Element region listings:
= = = =

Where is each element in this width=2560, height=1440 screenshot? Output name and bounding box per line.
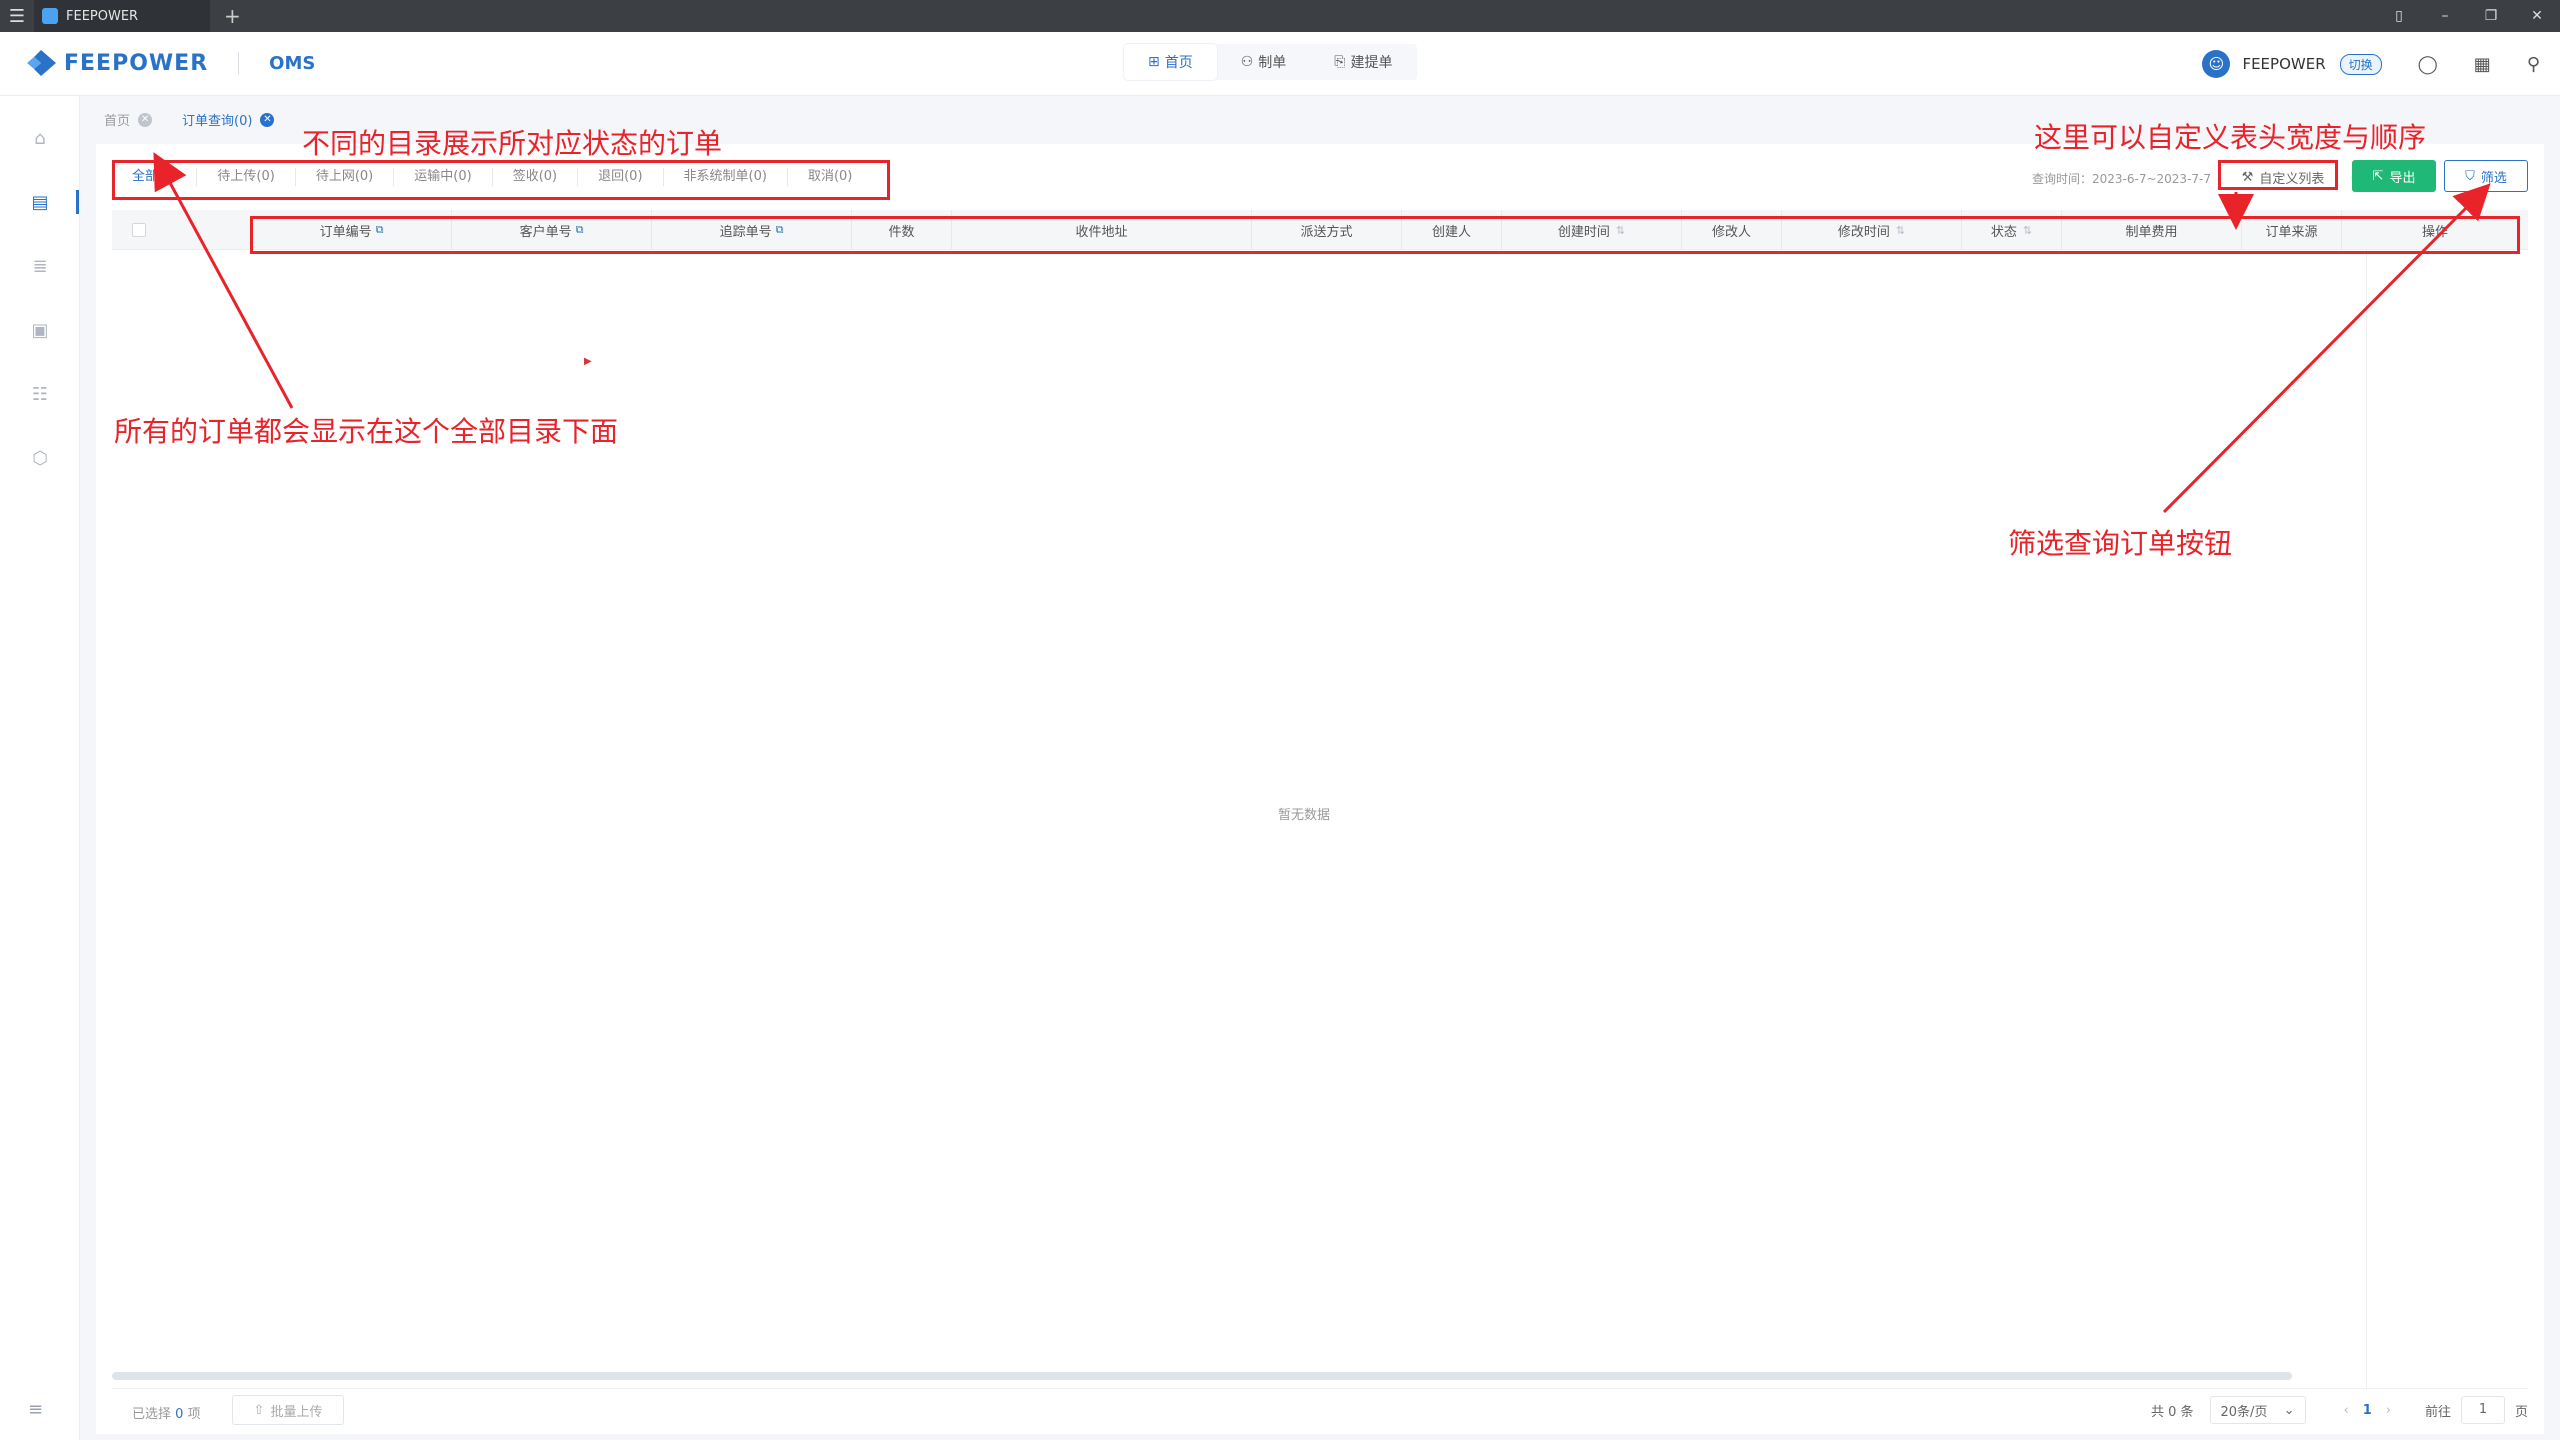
- chevron-down-icon: ⌄: [2283, 1402, 2295, 1418]
- hamburger-menu-icon[interactable]: ☰: [0, 0, 34, 32]
- restore-icon[interactable]: ❐: [2468, 0, 2514, 32]
- next-page-icon[interactable]: ›: [2386, 1403, 2391, 1418]
- selected-number: 0: [175, 1407, 184, 1422]
- annotation-all-note: 所有的订单都会显示在这个全部目录下面: [114, 415, 619, 448]
- list-doc-icon[interactable]: ≣: [28, 254, 52, 278]
- browser-tab[interactable]: FEEPOWER: [34, 0, 210, 32]
- caret-right-icon: ▶: [584, 356, 592, 367]
- window-titlebar: ☰ FEEPOWER + ▯ – ❐ ✕: [0, 0, 2560, 32]
- page-tab-home-label: 首页: [104, 114, 131, 129]
- upload-icon: ⇧: [253, 1402, 265, 1418]
- total-count: 共 0 条: [2150, 1404, 2194, 1420]
- query-time-range: 查询时间：2023-6-7~2023-7-7: [2032, 172, 2211, 186]
- switch-account-button[interactable]: 切换: [2339, 53, 2382, 75]
- collapse-menu-icon[interactable]: ≡: [28, 1399, 43, 1420]
- page-size-select[interactable]: 20条/页 ⌄: [2209, 1396, 2306, 1424]
- annotation-columns-note: 这里可以自定义表头宽度与顺序: [2034, 121, 2427, 154]
- page-suffix: 页: [2514, 1404, 2528, 1420]
- user-doc-icon: ⚇: [1240, 54, 1254, 70]
- home-icon[interactable]: ⌂: [28, 126, 52, 150]
- selected-prefix: 已选择: [132, 1407, 172, 1422]
- filter-icon: ⛉: [2465, 168, 2475, 184]
- pagination: 共 0 条 20条/页 ⌄ ‹ 1 › 前往 1 页: [2151, 1395, 2528, 1425]
- page-size-value: 20条/页: [2220, 1404, 2268, 1420]
- select-all-checkbox[interactable]: [132, 223, 146, 237]
- window-controls: ▯ – ❐ ✕: [2376, 0, 2560, 32]
- horizontal-scrollbar[interactable]: [112, 1372, 2292, 1380]
- nav-create-bill-label: 建提单: [1350, 55, 1393, 71]
- nav-create-bill[interactable]: ⎘ 建提单: [1310, 44, 1416, 80]
- filter-button[interactable]: ⛉ 筛选: [2444, 160, 2528, 192]
- current-page[interactable]: 1: [2363, 1403, 2372, 1418]
- calendar-icon[interactable]: ▦: [2474, 54, 2491, 75]
- annotation-box-custom-columns: [2218, 160, 2338, 190]
- close-icon[interactable]: ✕: [2514, 0, 2560, 32]
- grid-icon: ⊞: [1148, 54, 1160, 70]
- batch-upload-button[interactable]: ⇧ 批量上传: [232, 1395, 344, 1425]
- page-tab-order-query-label: 订单查询(0): [182, 114, 253, 129]
- page-tabs: 首页 ✕ 订单查询(0) ✕: [104, 110, 304, 129]
- nav-create-order[interactable]: ⚇ 制单: [1217, 44, 1311, 80]
- close-icon[interactable]: ✕: [138, 112, 153, 127]
- nav-create-order-label: 制单: [1258, 55, 1287, 71]
- header-user-area: ☺ FEEPOWER 切换 ◯ ▦ ⚲: [2202, 50, 2540, 78]
- close-icon[interactable]: ✕: [260, 112, 275, 127]
- annotation-box-status-tabs: [112, 160, 890, 200]
- username: FEEPOWER: [2242, 55, 2326, 73]
- app-logo-icon: [42, 8, 58, 24]
- user-icon[interactable]: ⚲: [2527, 54, 2540, 75]
- export-icon: ⇱: [2372, 168, 2384, 184]
- sidebar-active-indicator: [76, 190, 79, 214]
- doc-plus-icon: ⎘: [1334, 54, 1346, 70]
- sidebar: ⌂ ▤ ≣ ▣ ☷ ⬡ ≡: [0, 96, 80, 1440]
- nav-home-label: 首页: [1164, 55, 1193, 71]
- empty-table-text: 暂无数据: [1277, 808, 1330, 823]
- table-footer: 已选择 0 项 ⇧ 批量上传 共 0 条 20条/页 ⌄ ‹ 1 › 前往 1 …: [112, 1388, 2528, 1428]
- tab-title: FEEPOWER: [66, 8, 139, 24]
- minimize-icon[interactable]: –: [2422, 0, 2468, 32]
- message-icon[interactable]: ◯: [2418, 54, 2438, 75]
- app-header: FEEPOWER OMS ⊞ 首页 ⚇ 制单 ⎘ 建提单 ☺ FEEPOWER …: [0, 32, 2560, 96]
- annotation-box-table-header: [250, 216, 2520, 254]
- goto-page-input[interactable]: 1: [2460, 1396, 2505, 1424]
- annotation-filter-note: 筛选查询订单按钮: [2008, 527, 2233, 560]
- feepower-logo-icon: [27, 50, 56, 76]
- top-navigation: ⊞ 首页 ⚇ 制单 ⎘ 建提单: [1124, 44, 1417, 80]
- order-doc-icon[interactable]: ▤: [28, 190, 52, 214]
- product-name: OMS: [269, 52, 316, 74]
- settings-hexagon-icon[interactable]: ⬡: [28, 446, 52, 470]
- new-tab-button[interactable]: +: [224, 4, 241, 28]
- page-tab-order-query[interactable]: 订单查询(0) ✕: [182, 110, 275, 129]
- filter-label: 筛选: [2480, 170, 2507, 186]
- brand: FEEPOWER OMS: [24, 48, 315, 78]
- nav-home[interactable]: ⊞ 首页: [1124, 44, 1217, 80]
- selected-suffix: 项: [187, 1407, 201, 1422]
- batch-upload-label: 批量上传: [270, 1404, 323, 1420]
- prev-page-icon[interactable]: ‹: [2344, 1403, 2349, 1418]
- export-button[interactable]: ⇱ 导出: [2352, 160, 2436, 192]
- brand-divider: [238, 52, 240, 74]
- annotation-tabs-note: 不同的目录展示所对应状态的订单: [302, 127, 723, 160]
- goto-label: 前往: [2424, 1404, 2451, 1420]
- selected-count: 已选择 0 项: [132, 1403, 201, 1422]
- avatar[interactable]: ☺: [2202, 50, 2231, 78]
- page-tab-home[interactable]: 首页 ✕: [104, 110, 153, 129]
- report-search-icon[interactable]: ☷: [28, 382, 52, 406]
- main-panel: 全部(0) 待上传(0) 待上网(0) 运输中(0) 签收(0) 退回(0) 非…: [96, 144, 2544, 1434]
- pin-icon[interactable]: ▯: [2376, 0, 2422, 32]
- brand-name: FEEPOWER: [64, 50, 209, 76]
- invoice-icon[interactable]: ▣: [28, 318, 52, 342]
- export-label: 导出: [2389, 170, 2416, 186]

= = = =

● Exercise goal: Could you write out all the items again with "bounding box" switched to "coordinate box", keeping everything else the same and leaving out the pictures?

● Response to the task:
Where is each element in this width=2560, height=1440 screenshot? Output name and coordinate box per line.
- chevron-down-icon: ⌄: [2283, 1402, 2295, 1418]
- hamburger-menu-icon[interactable]: ☰: [0, 0, 34, 32]
- restore-icon[interactable]: ❐: [2468, 0, 2514, 32]
- next-page-icon[interactable]: ›: [2386, 1403, 2391, 1418]
- selected-number: 0: [175, 1407, 184, 1422]
- annotation-all-note: 所有的订单都会显示在这个全部目录下面: [114, 415, 619, 448]
- list-doc-icon[interactable]: ≣: [28, 254, 52, 278]
- browser-tab[interactable]: FEEPOWER: [34, 0, 210, 32]
- caret-right-icon: ▶: [584, 356, 592, 367]
- window-titlebar: ☰ FEEPOWER + ▯ – ❐ ✕: [0, 0, 2560, 32]
- page-tab-home-label: 首页: [104, 114, 131, 129]
- upload-icon: ⇧: [253, 1402, 265, 1418]
- total-count: 共 0 条: [2150, 1404, 2194, 1420]
- query-time-range: 查询时间：2023-6-7~2023-7-7: [2032, 172, 2211, 186]
- switch-account-button[interactable]: 切换: [2339, 53, 2382, 75]
- collapse-menu-icon[interactable]: ≡: [28, 1399, 43, 1420]
- page-size-select[interactable]: 20条/页 ⌄: [2209, 1396, 2306, 1424]
- annotation-columns-note: 这里可以自定义表头宽度与顺序: [2034, 121, 2427, 154]
- page-suffix: 页: [2514, 1404, 2528, 1420]
- user-doc-icon: ⚇: [1240, 54, 1254, 70]
- home-icon[interactable]: ⌂: [28, 126, 52, 150]
- selected-prefix: 已选择: [132, 1407, 172, 1422]
- filter-icon: ⛉: [2465, 168, 2475, 184]
- pagination: 共 0 条 20条/页 ⌄ ‹ 1 › 前往 1 页: [2151, 1395, 2528, 1425]
- page-size-value: 20条/页: [2220, 1404, 2268, 1420]
- select-all-checkbox[interactable]: [132, 223, 146, 237]
- window-controls: ▯ – ❐ ✕: [2376, 0, 2560, 32]
- horizontal-scrollbar[interactable]: [112, 1372, 2292, 1380]
- nav-create-bill-label: 建提单: [1350, 55, 1393, 71]
- nav-create-bill[interactable]: ⎘ 建提单: [1310, 44, 1416, 80]
- filter-button[interactable]: ⛉ 筛选: [2444, 160, 2528, 192]
- current-page[interactable]: 1: [2363, 1403, 2372, 1418]
- calendar-icon[interactable]: ▦: [2474, 54, 2491, 75]
- annotation-box-custom-columns: [2218, 160, 2338, 190]
- close-icon[interactable]: ✕: [2514, 0, 2560, 32]
- grid-icon: ⊞: [1148, 54, 1160, 70]
- batch-upload-button[interactable]: ⇧ 批量上传: [232, 1395, 344, 1425]
- page-tab-order-query-label: 订单查询(0): [182, 114, 253, 129]
- page-tabs: 首页 ✕ 订单查询(0) ✕: [104, 110, 304, 129]
- nav-create-order[interactable]: ⚇ 制单: [1217, 44, 1311, 80]
- close-icon[interactable]: ✕: [138, 112, 153, 127]
- nav-create-order-label: 制单: [1258, 55, 1287, 71]
- header-user-area: ☺ FEEPOWER 切换 ◯ ▦ ⚲: [2202, 50, 2540, 78]
- close-icon[interactable]: ✕: [260, 112, 275, 127]
- annotation-box-status-tabs: [112, 160, 890, 200]
- username: FEEPOWER: [2242, 55, 2326, 73]
- app-logo-icon: [42, 8, 58, 24]
- user-icon[interactable]: ⚲: [2527, 54, 2540, 75]
- export-icon: ⇱: [2372, 168, 2384, 184]
- sidebar-active-indicator: [76, 190, 79, 214]
- doc-plus-icon: ⎘: [1334, 54, 1346, 70]
- sidebar: ⌂ ▤ ≣ ▣ ☷ ⬡ ≡: [0, 96, 80, 1440]
- nav-home-label: 首页: [1164, 55, 1193, 71]
- empty-table-text: 暂无数据: [1277, 808, 1330, 823]
- table-footer: 已选择 0 项 ⇧ 批量上传 共 0 条 20条/页 ⌄ ‹ 1 › 前往 1 …: [112, 1388, 2528, 1428]
- tab-title: FEEPOWER: [66, 8, 139, 24]
- minimize-icon[interactable]: –: [2422, 0, 2468, 32]
- message-icon[interactable]: ◯: [2418, 54, 2438, 75]
- app-header: FEEPOWER OMS ⊞ 首页 ⚇ 制单 ⎘ 建提单 ☺ FEEPOWER …: [0, 32, 2560, 96]
- annotation-box-table-header: [250, 216, 2520, 254]
- goto-page-input[interactable]: 1: [2460, 1396, 2505, 1424]
- annotation-filter-note: 筛选查询订单按钮: [2008, 527, 2233, 560]
- feepower-logo-icon: [27, 50, 56, 76]
- top-navigation: ⊞ 首页 ⚇ 制单 ⎘ 建提单: [1124, 44, 1417, 80]
- order-doc-icon[interactable]: ▤: [28, 190, 52, 214]
- product-name: OMS: [269, 52, 316, 74]
- settings-hexagon-icon[interactable]: ⬡: [28, 446, 52, 470]
- new-tab-button[interactable]: +: [224, 4, 241, 28]
- page-tab-order-query[interactable]: 订单查询(0) ✕: [182, 110, 275, 129]
- filter-label: 筛选: [2480, 170, 2507, 186]
- brand: FEEPOWER OMS: [24, 48, 315, 78]
- nav-home[interactable]: ⊞ 首页: [1124, 44, 1217, 80]
- selected-suffix: 项: [187, 1407, 201, 1422]
- batch-upload-label: 批量上传: [270, 1404, 323, 1420]
- prev-page-icon[interactable]: ‹: [2344, 1403, 2349, 1418]
- export-button[interactable]: ⇱ 导出: [2352, 160, 2436, 192]
- brand-divider: [238, 52, 240, 74]
- annotation-tabs-note: 不同的目录展示所对应状态的订单: [302, 127, 723, 160]
- goto-label: 前往: [2424, 1404, 2451, 1420]
- selected-count: 已选择 0 项: [132, 1403, 201, 1422]
- avatar[interactable]: ☺: [2202, 50, 2231, 78]
- page-tab-home[interactable]: 首页 ✕: [104, 110, 153, 129]
- report-search-icon[interactable]: ☷: [28, 382, 52, 406]
- main-panel: 全部(0) 待上传(0) 待上网(0) 运输中(0) 签收(0) 退回(0) 非…: [96, 144, 2544, 1434]
- pin-icon[interactable]: ▯: [2376, 0, 2422, 32]
- brand-name: FEEPOWER: [64, 50, 209, 76]
- invoice-icon[interactable]: ▣: [28, 318, 52, 342]
- export-label: 导出: [2389, 170, 2416, 186]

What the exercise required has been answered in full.